### [What is required]
Copy all lines that contain the word "type".

### [Data for this task]
>> Begin

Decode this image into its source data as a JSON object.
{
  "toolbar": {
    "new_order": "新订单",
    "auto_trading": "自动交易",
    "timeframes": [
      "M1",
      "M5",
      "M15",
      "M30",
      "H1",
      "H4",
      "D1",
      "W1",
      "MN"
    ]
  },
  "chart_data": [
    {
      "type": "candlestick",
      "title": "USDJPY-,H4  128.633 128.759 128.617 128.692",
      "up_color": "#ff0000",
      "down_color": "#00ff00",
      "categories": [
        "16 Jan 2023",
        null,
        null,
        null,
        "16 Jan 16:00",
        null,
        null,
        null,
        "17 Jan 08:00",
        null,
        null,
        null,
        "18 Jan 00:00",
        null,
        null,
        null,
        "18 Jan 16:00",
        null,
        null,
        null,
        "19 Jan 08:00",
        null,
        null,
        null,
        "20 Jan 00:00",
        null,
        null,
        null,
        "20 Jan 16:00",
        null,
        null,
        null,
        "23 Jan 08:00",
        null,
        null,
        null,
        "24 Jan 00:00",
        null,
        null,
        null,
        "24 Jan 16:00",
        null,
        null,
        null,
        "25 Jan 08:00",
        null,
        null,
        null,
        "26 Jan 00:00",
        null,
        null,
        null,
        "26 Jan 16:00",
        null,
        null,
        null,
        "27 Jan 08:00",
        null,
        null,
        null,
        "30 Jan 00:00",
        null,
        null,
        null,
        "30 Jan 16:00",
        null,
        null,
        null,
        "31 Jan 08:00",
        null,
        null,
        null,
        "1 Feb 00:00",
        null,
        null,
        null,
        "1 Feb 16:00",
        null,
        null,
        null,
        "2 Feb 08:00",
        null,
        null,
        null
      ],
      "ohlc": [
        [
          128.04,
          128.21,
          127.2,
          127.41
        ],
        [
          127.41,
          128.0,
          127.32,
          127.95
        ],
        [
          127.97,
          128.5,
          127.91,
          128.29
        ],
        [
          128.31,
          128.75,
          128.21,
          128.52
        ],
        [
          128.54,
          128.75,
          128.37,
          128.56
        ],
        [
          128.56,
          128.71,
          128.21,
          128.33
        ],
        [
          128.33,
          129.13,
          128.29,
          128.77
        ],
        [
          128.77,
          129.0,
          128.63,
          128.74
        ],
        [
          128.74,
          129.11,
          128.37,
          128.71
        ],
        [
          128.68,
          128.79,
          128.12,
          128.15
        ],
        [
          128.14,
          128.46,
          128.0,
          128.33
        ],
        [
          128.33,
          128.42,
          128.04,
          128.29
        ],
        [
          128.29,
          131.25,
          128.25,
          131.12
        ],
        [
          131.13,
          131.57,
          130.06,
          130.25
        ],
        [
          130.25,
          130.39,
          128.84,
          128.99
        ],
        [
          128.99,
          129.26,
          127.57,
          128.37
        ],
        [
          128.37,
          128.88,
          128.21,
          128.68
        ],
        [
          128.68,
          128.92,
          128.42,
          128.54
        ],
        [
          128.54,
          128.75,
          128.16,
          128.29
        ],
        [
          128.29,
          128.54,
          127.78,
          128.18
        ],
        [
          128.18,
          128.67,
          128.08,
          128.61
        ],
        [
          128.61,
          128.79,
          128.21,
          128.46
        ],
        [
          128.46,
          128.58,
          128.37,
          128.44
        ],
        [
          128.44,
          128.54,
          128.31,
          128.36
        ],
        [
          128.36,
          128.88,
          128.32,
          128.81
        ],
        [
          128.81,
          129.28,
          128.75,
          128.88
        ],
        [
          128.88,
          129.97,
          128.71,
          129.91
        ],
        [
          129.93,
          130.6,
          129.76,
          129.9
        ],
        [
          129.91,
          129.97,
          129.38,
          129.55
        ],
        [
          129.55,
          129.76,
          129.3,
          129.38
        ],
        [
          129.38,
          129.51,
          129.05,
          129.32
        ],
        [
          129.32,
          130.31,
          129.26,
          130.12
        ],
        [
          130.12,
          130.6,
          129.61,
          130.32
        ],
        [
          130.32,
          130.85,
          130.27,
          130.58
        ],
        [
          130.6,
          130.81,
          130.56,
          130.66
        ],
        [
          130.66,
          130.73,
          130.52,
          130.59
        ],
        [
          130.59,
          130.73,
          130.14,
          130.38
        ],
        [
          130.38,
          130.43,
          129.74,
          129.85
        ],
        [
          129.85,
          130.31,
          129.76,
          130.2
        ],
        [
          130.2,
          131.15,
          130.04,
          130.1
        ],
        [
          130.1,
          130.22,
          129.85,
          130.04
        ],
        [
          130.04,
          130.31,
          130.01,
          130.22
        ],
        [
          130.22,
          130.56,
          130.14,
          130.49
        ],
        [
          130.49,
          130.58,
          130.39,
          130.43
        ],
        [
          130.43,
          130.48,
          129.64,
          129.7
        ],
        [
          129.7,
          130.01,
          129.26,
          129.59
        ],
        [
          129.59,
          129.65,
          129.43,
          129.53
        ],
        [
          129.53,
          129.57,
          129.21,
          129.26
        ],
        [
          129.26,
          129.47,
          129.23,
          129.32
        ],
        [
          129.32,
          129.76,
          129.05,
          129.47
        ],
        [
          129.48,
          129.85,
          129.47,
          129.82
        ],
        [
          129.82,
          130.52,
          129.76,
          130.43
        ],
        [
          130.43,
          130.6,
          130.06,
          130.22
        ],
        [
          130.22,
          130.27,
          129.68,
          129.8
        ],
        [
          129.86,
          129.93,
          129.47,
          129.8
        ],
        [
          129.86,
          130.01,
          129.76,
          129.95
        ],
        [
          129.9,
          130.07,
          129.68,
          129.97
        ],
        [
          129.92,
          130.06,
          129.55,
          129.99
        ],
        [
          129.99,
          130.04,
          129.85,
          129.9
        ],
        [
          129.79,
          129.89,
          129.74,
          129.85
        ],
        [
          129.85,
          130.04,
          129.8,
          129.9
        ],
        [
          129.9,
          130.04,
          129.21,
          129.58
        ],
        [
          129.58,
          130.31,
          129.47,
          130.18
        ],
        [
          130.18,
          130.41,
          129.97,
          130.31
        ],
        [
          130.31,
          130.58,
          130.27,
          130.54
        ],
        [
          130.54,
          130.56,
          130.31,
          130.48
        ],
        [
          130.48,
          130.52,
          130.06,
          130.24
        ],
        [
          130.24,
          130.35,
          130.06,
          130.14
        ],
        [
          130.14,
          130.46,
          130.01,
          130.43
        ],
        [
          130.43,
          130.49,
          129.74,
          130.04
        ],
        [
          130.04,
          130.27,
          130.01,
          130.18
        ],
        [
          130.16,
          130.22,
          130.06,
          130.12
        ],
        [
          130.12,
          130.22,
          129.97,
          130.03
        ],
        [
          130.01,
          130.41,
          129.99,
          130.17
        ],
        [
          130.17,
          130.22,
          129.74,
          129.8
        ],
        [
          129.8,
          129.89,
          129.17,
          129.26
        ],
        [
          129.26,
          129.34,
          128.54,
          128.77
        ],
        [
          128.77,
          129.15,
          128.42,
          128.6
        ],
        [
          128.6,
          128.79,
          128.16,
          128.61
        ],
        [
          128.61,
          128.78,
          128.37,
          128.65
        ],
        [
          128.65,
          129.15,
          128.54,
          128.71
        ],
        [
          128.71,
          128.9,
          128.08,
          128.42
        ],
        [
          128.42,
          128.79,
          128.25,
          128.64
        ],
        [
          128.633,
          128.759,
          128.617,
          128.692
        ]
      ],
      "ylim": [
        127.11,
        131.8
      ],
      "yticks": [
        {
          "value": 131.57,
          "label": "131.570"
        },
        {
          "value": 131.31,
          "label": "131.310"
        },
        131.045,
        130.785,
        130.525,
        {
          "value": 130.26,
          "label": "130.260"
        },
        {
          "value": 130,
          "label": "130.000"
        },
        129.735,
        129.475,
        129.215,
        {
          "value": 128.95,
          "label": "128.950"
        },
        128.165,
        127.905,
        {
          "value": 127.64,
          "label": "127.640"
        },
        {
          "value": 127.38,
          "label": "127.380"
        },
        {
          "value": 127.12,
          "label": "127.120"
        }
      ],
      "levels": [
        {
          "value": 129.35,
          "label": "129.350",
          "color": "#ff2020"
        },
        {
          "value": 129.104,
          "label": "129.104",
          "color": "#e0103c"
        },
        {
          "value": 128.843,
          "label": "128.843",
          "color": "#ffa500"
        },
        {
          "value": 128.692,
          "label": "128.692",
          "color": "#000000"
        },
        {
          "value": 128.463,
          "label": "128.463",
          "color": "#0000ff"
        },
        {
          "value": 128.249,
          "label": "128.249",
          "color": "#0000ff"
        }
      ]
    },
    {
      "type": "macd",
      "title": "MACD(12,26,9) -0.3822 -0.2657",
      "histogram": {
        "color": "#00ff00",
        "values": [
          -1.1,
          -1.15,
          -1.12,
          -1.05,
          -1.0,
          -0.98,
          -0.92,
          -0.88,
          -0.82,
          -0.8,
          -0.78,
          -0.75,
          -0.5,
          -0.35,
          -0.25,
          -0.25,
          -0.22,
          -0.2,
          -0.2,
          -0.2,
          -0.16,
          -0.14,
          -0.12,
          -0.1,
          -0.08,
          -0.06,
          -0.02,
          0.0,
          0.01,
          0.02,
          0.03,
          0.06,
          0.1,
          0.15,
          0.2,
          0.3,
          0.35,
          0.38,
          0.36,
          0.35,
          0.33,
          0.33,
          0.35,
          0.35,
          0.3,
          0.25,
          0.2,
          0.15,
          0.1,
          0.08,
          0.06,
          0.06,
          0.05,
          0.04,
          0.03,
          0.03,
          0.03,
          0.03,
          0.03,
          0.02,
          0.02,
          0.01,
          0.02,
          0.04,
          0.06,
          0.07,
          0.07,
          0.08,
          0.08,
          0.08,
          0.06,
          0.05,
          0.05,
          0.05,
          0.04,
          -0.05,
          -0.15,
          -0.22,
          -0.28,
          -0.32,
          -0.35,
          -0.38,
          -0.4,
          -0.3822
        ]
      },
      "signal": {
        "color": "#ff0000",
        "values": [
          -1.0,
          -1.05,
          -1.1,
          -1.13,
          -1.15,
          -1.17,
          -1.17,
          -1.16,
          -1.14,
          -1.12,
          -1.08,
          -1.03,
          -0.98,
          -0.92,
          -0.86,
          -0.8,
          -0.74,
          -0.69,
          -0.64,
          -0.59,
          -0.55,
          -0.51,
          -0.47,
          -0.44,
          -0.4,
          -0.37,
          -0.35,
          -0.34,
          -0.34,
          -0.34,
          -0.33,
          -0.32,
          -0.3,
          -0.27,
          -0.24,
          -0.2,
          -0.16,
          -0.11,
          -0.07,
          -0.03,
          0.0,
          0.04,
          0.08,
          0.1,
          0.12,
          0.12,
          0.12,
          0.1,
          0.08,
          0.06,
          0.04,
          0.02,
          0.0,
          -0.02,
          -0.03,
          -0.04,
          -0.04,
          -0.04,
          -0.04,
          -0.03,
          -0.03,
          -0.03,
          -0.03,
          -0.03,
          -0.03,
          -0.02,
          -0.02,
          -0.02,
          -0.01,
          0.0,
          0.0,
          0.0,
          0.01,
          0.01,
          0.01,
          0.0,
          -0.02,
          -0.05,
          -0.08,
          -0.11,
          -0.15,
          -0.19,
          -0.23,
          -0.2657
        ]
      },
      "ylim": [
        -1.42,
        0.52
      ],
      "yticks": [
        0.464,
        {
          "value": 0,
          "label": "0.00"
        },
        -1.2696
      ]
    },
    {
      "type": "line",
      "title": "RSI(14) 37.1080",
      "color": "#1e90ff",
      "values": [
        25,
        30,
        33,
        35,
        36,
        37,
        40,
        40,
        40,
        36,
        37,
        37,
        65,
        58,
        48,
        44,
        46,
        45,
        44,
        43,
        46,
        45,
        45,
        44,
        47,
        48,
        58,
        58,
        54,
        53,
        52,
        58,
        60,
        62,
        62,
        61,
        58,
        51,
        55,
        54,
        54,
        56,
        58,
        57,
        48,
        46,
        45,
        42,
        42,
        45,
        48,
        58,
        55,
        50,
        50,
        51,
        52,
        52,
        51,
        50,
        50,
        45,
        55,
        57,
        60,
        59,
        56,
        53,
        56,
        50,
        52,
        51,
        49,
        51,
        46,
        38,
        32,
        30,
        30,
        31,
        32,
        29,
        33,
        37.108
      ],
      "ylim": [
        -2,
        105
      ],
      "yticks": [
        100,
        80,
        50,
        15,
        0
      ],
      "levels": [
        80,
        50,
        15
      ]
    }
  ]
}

>> End

### [Answer to this exercise]
      "type": "candlestick",
      "type": "macd",
      "type": "line",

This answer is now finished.